*** Listing ***

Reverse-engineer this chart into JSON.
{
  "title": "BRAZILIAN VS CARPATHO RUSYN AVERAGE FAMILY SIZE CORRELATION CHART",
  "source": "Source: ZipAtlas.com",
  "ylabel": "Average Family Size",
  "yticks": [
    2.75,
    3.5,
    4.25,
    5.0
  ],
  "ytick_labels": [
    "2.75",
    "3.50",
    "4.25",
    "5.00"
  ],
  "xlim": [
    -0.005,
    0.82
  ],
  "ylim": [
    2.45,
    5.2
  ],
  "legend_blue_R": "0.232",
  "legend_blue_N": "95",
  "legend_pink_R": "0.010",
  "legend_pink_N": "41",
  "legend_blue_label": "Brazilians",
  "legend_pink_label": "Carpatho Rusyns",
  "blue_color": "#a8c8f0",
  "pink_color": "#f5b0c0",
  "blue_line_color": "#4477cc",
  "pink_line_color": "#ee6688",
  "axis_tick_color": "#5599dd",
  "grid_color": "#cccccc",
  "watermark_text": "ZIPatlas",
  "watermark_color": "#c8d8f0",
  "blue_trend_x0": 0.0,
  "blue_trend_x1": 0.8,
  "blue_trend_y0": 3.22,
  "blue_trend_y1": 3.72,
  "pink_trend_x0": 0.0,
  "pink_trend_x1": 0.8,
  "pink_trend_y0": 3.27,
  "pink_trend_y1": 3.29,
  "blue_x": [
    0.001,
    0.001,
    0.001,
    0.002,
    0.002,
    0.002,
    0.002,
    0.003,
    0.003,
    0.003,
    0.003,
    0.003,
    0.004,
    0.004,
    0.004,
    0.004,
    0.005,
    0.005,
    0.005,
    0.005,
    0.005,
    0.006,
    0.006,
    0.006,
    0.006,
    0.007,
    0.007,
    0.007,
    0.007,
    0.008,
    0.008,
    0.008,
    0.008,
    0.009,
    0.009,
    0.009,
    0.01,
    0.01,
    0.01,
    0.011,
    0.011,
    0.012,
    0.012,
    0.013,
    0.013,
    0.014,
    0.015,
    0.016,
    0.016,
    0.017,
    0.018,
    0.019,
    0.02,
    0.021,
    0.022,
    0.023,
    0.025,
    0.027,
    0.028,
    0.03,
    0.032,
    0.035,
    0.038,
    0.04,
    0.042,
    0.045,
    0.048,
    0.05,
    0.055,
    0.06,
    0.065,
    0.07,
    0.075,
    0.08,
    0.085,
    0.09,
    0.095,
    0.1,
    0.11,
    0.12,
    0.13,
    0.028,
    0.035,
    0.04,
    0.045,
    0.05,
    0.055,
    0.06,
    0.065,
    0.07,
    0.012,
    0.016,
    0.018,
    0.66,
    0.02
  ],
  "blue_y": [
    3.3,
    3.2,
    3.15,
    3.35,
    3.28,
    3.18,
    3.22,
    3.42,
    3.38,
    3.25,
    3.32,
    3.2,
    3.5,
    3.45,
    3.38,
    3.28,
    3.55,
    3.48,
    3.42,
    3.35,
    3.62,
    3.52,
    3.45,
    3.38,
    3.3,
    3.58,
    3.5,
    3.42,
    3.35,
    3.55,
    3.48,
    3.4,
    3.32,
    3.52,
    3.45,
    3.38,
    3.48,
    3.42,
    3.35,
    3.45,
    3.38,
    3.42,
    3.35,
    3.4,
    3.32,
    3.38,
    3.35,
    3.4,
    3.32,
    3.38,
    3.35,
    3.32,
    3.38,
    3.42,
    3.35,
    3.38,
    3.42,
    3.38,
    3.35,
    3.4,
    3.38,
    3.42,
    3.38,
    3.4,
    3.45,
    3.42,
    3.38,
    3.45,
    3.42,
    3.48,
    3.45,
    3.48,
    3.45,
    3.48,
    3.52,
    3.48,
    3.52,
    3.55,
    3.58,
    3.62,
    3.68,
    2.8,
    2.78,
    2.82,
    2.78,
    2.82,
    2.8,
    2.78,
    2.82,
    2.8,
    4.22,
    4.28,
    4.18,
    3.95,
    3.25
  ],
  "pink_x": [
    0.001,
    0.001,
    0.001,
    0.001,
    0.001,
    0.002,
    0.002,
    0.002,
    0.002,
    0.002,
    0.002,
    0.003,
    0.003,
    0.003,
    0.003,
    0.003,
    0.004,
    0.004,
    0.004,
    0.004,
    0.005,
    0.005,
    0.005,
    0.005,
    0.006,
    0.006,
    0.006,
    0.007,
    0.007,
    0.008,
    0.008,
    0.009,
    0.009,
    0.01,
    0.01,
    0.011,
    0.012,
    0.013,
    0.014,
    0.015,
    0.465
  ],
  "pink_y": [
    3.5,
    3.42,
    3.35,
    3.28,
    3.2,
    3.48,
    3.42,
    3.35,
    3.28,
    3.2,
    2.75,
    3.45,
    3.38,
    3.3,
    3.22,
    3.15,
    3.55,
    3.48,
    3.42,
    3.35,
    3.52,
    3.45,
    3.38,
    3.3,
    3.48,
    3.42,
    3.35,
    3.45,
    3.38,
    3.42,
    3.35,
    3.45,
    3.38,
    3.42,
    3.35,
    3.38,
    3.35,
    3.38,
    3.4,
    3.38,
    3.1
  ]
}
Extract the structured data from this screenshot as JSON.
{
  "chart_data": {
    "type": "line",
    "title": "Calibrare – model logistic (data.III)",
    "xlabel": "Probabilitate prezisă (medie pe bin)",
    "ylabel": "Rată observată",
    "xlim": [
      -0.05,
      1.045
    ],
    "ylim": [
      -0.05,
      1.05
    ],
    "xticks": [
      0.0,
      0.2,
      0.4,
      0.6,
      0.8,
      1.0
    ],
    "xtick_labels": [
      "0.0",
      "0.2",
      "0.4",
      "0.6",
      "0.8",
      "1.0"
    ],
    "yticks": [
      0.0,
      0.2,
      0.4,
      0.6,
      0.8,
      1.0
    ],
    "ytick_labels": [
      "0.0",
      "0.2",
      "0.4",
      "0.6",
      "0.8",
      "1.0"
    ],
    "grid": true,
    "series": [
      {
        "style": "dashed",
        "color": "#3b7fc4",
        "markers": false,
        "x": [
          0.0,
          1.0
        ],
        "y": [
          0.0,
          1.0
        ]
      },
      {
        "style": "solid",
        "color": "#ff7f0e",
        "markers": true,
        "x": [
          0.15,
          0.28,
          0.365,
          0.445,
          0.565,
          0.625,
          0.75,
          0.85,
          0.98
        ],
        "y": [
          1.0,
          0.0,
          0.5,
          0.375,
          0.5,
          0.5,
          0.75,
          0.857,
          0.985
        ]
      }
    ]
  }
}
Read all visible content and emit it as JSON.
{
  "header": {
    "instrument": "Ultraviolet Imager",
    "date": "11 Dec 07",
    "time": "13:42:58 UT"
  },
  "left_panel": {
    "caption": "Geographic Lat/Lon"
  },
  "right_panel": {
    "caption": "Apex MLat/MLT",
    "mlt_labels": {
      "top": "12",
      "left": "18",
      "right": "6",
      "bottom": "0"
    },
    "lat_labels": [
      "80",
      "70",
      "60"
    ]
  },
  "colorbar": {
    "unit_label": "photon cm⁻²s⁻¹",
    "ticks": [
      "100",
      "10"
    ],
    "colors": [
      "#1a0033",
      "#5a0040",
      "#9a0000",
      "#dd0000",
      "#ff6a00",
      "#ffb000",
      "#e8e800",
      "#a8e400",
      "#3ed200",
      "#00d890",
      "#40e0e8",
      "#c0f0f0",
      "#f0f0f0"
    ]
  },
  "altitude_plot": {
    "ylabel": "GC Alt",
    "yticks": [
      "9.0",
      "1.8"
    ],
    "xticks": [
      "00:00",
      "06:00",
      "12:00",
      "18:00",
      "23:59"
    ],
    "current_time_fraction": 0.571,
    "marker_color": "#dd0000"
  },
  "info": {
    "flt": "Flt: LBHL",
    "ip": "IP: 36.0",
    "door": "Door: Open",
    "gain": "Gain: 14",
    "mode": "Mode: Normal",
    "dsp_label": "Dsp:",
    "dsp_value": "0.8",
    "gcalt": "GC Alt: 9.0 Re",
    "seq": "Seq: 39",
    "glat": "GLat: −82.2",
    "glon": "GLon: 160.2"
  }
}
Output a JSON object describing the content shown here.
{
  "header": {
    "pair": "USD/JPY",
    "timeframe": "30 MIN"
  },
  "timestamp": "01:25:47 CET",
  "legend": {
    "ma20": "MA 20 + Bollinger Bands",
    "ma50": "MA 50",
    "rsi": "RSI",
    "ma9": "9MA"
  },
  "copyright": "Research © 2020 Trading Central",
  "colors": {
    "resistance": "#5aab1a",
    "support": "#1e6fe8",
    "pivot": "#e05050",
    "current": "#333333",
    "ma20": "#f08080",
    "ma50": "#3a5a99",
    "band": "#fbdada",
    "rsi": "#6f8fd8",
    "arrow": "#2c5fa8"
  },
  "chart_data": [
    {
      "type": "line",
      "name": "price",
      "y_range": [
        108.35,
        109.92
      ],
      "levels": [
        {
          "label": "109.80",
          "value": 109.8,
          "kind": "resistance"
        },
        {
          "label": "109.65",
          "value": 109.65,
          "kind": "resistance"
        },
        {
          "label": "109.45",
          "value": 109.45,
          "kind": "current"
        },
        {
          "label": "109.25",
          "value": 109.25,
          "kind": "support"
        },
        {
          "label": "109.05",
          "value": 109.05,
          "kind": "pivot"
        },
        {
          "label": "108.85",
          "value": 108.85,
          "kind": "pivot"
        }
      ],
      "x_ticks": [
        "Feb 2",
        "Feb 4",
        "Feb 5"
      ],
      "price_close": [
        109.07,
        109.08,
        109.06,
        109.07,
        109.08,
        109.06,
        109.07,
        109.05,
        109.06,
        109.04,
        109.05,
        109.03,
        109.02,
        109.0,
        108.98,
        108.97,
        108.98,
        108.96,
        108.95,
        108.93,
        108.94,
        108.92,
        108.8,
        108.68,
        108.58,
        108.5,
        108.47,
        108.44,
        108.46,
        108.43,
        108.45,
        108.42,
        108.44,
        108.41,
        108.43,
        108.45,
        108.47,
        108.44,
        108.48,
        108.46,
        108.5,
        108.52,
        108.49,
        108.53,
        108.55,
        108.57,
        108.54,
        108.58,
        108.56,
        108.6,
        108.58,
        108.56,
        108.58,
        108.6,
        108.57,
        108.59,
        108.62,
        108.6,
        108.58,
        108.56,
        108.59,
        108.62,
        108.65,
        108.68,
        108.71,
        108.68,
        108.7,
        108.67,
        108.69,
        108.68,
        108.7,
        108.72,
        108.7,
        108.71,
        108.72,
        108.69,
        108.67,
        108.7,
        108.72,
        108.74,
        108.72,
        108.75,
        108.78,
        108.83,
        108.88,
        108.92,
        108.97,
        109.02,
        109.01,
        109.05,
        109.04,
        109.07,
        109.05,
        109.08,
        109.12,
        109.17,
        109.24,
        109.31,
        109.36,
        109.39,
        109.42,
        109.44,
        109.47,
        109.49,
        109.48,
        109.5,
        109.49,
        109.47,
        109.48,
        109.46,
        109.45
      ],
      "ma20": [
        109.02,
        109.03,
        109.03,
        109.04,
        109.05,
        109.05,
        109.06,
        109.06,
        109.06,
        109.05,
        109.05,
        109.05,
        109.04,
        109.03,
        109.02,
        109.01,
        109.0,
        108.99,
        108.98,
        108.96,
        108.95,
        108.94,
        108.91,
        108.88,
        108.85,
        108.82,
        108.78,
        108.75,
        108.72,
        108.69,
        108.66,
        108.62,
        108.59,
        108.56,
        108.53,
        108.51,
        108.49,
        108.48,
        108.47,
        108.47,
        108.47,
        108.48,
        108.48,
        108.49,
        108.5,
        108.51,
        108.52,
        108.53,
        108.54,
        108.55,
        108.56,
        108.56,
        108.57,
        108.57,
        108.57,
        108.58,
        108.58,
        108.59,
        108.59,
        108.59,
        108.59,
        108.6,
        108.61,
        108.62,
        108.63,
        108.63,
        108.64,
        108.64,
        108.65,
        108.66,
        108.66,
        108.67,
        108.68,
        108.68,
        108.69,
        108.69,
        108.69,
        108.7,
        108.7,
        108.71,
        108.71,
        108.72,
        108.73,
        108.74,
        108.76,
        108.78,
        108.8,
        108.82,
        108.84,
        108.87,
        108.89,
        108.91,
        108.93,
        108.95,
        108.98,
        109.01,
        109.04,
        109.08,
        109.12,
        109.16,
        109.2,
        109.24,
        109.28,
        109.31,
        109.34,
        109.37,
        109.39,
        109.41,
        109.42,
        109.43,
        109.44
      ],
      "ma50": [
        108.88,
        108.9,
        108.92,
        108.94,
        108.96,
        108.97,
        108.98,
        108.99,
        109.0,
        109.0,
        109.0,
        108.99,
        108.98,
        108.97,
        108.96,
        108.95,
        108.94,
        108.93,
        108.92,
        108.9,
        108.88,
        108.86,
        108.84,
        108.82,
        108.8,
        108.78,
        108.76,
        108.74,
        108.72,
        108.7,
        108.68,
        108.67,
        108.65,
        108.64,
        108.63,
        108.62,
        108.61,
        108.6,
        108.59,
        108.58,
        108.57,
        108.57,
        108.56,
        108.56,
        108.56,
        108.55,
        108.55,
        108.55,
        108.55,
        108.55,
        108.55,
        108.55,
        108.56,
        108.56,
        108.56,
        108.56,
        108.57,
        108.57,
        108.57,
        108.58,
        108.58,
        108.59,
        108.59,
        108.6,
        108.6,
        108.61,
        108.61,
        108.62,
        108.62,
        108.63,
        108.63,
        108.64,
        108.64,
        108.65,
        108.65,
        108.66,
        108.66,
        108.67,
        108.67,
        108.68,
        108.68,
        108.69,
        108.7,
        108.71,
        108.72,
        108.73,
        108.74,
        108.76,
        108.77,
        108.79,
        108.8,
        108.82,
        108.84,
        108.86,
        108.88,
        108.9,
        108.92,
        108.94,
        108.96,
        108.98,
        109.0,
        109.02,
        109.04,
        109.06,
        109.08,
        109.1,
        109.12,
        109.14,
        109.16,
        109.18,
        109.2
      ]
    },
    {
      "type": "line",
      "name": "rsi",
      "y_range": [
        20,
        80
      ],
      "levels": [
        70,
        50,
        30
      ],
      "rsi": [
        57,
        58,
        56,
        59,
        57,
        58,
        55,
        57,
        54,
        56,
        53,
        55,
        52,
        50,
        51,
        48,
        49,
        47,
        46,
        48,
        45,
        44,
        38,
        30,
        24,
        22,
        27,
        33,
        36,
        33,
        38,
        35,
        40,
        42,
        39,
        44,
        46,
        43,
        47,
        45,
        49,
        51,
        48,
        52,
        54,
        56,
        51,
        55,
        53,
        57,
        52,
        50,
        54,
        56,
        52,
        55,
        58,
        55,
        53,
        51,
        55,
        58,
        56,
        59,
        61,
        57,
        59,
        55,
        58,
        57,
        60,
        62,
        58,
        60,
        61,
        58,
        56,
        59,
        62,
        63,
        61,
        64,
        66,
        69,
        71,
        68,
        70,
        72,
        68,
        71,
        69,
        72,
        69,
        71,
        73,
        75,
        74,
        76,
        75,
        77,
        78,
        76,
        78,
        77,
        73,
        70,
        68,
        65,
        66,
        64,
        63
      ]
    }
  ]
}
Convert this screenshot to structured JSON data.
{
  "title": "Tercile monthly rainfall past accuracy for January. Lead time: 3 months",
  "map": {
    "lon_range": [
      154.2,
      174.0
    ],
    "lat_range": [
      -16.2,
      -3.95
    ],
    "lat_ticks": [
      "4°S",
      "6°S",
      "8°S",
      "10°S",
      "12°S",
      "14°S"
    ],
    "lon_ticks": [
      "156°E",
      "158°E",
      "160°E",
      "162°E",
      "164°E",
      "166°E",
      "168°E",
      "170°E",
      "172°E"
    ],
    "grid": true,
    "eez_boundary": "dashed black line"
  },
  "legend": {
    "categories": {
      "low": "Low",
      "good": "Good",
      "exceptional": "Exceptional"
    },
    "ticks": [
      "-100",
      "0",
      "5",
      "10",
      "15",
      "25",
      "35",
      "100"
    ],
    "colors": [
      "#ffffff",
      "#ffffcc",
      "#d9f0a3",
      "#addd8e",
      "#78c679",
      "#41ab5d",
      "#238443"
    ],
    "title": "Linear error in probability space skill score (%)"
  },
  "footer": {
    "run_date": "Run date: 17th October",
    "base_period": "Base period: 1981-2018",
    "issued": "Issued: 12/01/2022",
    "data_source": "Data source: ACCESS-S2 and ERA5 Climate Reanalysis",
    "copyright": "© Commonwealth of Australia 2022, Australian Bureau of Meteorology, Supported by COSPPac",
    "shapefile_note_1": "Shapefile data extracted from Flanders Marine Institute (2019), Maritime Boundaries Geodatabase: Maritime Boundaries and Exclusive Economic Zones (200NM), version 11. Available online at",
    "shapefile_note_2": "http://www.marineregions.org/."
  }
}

***

§ Do this:
Select every line in the records above that contains the word "from".

§ Task output:
Extract the structured data from this screenshot as JSON.
    "shapefile_note_1": "Shapefile data extracted from Flanders Marine Institute (2019), Maritime Boundaries Geodatabase: Maritime Boundaries and Exclusive Economic Zones (200NM), version 11. Available online at",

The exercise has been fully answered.